++++ 阅读文本

感觉自己有点强迫症  不都写出来就找理由不写题解

http://codeforces.com/contest/1015   题目链接

 

A. Points in Segments

题目意思  n个线段 去覆盖1-m 中的点 问你没有覆盖的点的个数和位置

这个数据很小,可以直接暴力查找

思考:如果n<1e6, m<=1e8 呢?    

#include<bits/stdc++.h>
#define int long long
#define MAX(a,b,c) max(a,max(b,c))
#define MIN(a,b,c) min(a,min(b,c))
#define pb push_back
#define fi first
#define se second
typedef long long ll;
typedef long long LL;
typedef unsigned long long ull;
typedef unsigned long long uLL;
using namespace std;
const int maxn=1e5+10;
const int INF=0x3f3f3f3f;
map<int,int> mp;
int32_t main()
{
    int n,m;
    cin>>n>>m;
    for(int i=1;i<=n;i++)
    {
        int a,b; cin>>a>>b;
        for(int j=a;j<=b;j++)
            mp[j]=1;
    }
    int t=0;
    for(int i=1;i<=m;i++)
    {
        if(mp[i]==0)
        {
            t++;
        }
    }cout<<t<<endl;
    for(int i=1;i<=m;i++)
    {
        if(mp[i]==0)
        {
            cout<<i<<" ";
        }
    }
}
A.cpp

如果 m<=1e8的 话,可以标记 线段的起点 重点后一位     左右搜一遍

如1-5   a[1]=1; a[6]=-1;

 

B. Obtaining the String

一个n,两个字符串(ss,tt),左右移动前一个字符串 使两个字符串相等  求最小移动次数; 

对比 ss ,tt 当ss[i] !=tt[i]; 在ss[i]后面找和tt[i]一样的, 移动到ss[i];没有就输出-1;

#include<bits/stdc++.h>
#define int long long
#define MAX(a,b,c) max(a,max(b,c))
#define MIN(a,b,c) min(a,min(b,c))

++++++++
++++ 给定条目

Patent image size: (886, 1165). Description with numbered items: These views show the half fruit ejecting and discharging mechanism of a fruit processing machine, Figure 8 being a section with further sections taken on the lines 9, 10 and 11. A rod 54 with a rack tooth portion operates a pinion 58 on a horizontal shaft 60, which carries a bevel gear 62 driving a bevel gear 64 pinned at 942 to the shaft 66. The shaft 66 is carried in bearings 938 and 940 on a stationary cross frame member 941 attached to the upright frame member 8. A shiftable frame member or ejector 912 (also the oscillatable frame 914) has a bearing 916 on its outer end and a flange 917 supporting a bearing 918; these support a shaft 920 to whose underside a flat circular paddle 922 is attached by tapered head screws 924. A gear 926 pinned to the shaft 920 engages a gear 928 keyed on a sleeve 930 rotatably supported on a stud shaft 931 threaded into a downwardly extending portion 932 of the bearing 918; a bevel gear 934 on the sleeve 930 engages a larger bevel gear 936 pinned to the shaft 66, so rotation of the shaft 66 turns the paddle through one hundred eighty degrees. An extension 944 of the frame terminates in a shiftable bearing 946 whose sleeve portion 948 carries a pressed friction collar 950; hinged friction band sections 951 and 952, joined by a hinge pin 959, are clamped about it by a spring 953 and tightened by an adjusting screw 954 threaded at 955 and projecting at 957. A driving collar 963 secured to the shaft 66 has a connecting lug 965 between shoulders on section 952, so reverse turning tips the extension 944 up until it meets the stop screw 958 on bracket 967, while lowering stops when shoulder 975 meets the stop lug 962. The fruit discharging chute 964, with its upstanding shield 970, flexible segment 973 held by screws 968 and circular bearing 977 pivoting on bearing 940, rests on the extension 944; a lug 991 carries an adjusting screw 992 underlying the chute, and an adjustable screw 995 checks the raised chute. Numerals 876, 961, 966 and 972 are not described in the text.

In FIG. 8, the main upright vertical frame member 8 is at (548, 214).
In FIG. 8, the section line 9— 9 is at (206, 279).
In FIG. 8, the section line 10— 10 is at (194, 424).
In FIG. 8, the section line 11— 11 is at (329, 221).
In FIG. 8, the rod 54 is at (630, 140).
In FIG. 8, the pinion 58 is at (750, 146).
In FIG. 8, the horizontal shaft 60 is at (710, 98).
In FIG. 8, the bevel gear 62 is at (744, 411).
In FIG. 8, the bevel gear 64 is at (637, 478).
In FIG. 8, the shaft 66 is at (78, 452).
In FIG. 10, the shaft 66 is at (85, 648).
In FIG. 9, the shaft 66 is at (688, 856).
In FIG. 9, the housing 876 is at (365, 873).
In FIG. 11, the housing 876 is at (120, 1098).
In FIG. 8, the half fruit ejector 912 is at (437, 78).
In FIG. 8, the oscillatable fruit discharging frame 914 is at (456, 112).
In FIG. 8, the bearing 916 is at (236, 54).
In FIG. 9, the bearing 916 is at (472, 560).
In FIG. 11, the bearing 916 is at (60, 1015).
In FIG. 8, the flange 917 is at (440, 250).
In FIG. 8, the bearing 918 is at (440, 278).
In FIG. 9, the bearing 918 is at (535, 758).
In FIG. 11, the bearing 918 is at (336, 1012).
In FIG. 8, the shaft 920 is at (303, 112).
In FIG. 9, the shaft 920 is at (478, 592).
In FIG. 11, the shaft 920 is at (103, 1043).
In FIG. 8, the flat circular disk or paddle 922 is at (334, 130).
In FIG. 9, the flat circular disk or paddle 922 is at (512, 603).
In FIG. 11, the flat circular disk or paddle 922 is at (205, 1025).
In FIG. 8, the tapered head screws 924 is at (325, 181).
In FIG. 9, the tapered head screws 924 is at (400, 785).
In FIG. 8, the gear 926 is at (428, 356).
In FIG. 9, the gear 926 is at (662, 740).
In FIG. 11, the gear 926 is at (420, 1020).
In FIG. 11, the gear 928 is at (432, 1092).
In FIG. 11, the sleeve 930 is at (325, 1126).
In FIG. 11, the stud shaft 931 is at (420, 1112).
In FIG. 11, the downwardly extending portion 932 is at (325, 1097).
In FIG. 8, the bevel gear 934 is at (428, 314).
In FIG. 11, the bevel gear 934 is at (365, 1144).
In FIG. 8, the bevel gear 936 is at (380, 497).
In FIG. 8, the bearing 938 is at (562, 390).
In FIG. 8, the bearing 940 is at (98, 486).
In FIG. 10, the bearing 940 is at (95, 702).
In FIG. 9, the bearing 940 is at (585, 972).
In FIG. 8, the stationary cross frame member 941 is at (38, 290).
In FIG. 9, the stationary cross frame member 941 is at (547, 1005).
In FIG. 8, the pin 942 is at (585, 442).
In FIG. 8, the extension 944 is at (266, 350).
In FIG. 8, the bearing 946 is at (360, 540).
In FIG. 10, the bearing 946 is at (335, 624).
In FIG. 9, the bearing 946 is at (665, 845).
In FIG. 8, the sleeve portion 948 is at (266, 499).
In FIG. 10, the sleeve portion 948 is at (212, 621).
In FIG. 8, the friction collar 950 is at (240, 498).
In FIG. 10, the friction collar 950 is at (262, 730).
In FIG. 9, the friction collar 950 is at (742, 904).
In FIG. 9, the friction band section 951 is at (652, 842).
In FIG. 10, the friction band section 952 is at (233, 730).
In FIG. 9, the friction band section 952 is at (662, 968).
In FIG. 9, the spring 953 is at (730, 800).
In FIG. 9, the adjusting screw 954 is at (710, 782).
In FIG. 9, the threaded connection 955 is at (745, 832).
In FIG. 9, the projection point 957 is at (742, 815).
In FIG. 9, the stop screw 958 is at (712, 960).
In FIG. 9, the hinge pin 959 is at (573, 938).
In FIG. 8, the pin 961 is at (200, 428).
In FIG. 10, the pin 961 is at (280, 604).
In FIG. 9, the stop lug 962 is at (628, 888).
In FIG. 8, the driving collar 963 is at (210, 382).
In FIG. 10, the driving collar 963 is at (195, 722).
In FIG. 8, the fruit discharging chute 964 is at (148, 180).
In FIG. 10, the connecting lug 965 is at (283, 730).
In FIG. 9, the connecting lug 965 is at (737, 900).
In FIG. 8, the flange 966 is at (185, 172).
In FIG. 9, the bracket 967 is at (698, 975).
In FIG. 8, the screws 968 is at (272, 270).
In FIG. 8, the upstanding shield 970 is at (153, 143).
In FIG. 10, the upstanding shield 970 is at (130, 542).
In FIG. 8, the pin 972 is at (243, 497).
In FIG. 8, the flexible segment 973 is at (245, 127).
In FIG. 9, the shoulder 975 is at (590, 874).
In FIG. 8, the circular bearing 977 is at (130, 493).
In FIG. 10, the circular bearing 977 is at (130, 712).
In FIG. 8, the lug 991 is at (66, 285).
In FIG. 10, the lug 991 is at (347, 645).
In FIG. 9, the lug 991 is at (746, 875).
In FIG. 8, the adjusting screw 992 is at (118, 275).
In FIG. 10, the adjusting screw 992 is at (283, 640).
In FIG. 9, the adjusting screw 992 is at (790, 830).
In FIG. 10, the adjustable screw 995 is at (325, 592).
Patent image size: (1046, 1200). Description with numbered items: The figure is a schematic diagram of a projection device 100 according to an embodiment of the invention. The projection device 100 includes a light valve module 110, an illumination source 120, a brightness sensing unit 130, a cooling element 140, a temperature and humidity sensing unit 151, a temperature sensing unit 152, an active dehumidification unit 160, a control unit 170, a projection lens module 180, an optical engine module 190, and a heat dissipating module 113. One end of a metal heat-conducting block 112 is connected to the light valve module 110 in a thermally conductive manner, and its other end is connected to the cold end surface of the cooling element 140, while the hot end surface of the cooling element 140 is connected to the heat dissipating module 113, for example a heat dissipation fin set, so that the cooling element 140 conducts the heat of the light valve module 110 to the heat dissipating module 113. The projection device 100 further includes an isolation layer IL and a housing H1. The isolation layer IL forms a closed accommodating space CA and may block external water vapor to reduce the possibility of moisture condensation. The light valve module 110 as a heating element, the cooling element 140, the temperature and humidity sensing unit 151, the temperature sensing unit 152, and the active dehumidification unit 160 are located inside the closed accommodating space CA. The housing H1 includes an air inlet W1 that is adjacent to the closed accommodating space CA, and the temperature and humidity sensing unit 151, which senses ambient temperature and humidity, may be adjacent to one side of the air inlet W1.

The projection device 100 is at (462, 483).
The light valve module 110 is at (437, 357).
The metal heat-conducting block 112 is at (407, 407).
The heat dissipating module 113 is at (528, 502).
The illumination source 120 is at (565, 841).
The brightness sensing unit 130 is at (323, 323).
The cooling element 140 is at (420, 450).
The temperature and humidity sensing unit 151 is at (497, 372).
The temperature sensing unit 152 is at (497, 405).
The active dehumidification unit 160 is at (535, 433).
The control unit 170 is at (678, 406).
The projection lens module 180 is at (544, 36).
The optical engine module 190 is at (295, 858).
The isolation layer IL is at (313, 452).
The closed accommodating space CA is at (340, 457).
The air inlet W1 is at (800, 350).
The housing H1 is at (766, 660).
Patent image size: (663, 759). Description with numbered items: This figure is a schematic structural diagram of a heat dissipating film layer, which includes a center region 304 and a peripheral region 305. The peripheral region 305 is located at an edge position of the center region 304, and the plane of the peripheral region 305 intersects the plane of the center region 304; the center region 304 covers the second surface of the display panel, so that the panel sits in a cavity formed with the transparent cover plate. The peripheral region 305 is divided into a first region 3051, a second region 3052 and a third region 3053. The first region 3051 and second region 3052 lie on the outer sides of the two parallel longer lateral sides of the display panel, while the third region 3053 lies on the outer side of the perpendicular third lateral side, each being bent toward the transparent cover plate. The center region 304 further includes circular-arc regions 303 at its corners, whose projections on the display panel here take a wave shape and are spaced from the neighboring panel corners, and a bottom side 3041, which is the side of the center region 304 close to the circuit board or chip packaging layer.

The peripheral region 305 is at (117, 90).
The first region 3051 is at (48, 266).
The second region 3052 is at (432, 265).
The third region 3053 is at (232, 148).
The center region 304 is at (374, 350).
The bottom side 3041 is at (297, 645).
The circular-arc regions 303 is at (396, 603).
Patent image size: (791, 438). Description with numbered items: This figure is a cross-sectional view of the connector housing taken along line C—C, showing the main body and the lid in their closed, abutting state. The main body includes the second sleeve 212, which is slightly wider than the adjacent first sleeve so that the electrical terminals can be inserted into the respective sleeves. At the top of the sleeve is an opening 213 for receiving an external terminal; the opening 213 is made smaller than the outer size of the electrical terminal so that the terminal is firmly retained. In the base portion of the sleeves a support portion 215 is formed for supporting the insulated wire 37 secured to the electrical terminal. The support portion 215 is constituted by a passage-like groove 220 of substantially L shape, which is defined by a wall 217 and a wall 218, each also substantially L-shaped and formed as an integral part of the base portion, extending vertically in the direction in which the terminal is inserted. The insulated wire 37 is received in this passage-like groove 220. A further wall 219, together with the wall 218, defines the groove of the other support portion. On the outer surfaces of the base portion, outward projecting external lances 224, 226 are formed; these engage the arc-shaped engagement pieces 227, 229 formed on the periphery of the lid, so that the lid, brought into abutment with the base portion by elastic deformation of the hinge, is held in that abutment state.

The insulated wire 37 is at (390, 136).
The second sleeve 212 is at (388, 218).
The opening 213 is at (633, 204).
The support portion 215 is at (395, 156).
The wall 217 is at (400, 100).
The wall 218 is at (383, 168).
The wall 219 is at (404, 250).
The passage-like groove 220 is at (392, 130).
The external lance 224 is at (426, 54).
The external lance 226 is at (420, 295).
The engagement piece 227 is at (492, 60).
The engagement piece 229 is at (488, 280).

++++++++

◆ 任务清单
1. 把这篇 Codeforces 题解从头到尾一字不改地摘出来。
2. 在条目里,从含有“Patent image size: (663, 759).”的那一行起,到含有“The second region 3052 is at (432, 265).”的那一行为止,两行都算在内。把这些行放进一个 JSON 字符串列表,每行一个字符串,空行不要,别的行也不要。

◆ 答案如下
1.
感觉自己有点强迫症  不都写出来就找理由不写题解

http://codeforces.com/contest/1015   题目链接

 

A. Points in Segments

题目意思  n个线段 去覆盖1-m 中的点 问你没有覆盖的点的个数和位置

这个数据很小,可以直接暴力查找

思考:如果n<1e6, m<=1e8 呢?    

#include<bits/stdc++.h>
#define int long long
#define MAX(a,b,c) max(a,max(b,c))
#define MIN(a,b,c) min(a,min(b,c))
#define pb push_back
#define fi first
#define se second
typedef long long ll;
typedef long long LL;
typedef unsigned long long ull;
typedef unsigned long long uLL;
using namespace std;
const int maxn=1e5+10;
const int INF=0x3f3f3f3f;
map<int,int> mp;
int32_t main()
{
    int n,m;
    cin>>n>>m;
    for(int i=1;i<=n;i++)
    {
        int a,b; cin>>a>>b;
        for(int j=a;j<=b;j++)
            mp[j]=1;
    }
    int t=0;
    for(int i=1;i<=m;i++)
    {
        if(mp[i]==0)
        {
            t++;
        }
    }cout<<t<<endl;
    for(int i=1;i<=m;i++)
    {
        if(mp[i]==0)
        {
            cout<<i<<" ";
        }
    }
}
A.cpp

如果 m<=1e8的 话,可以标记 线段的起点 重点后一位     左右搜一遍

如1-5   a[1]=1; a[6]=-1;

 

B. Obtaining the String

一个n,两个字符串(ss,tt),左右移动前一个字符串 使两个字符串相等  求最小移动次数; 

对比 ss ,tt 当ss[i] !=tt[i]; 在ss[i]后面找和tt[i]一样的, 移动到ss[i];没有就输出-1;

#include<bits/stdc++.h>
#define int long long
#define MAX(a,b,c) max(a,max(b,c))
#define MIN(a,b,c) min(a,min(b,c))

2.
[
  "Patent image size: (663, 759). Description with numbered items: This figure is a schematic structural diagram of a heat dissipating film layer, which includes a center region 304 and a peripheral region 305. The peripheral region 305 is located at an edge position of the center region 304, and the plane of the peripheral region 305 intersects the plane of the center region 304; the center region 304 covers the second surface of the display panel, so that the panel sits in a cavity formed with the transparent cover plate. The peripheral region 305 is divided into a first region 3051, a second region 3052 and a third region 3053. The first region 3051 and second region 3052 lie on the outer sides of the two parallel longer lateral sides of the display panel, while the third region 3053 lies on the outer side of the perpendicular third lateral side, each being bent toward the transparent cover plate. The center region 304 further includes circular-arc regions 303 at its corners, whose projections on the display panel here take a wave shape and are spaced from the neighboring panel corners, and a bottom side 3041, which is the side of the center region 304 close to the circuit board or chip packaging layer.",
  "The peripheral region 305 is at (117, 90).",
  "The first region 3051 is at (48, 266).",
  "The second region 3052 is at (432, 265)."
]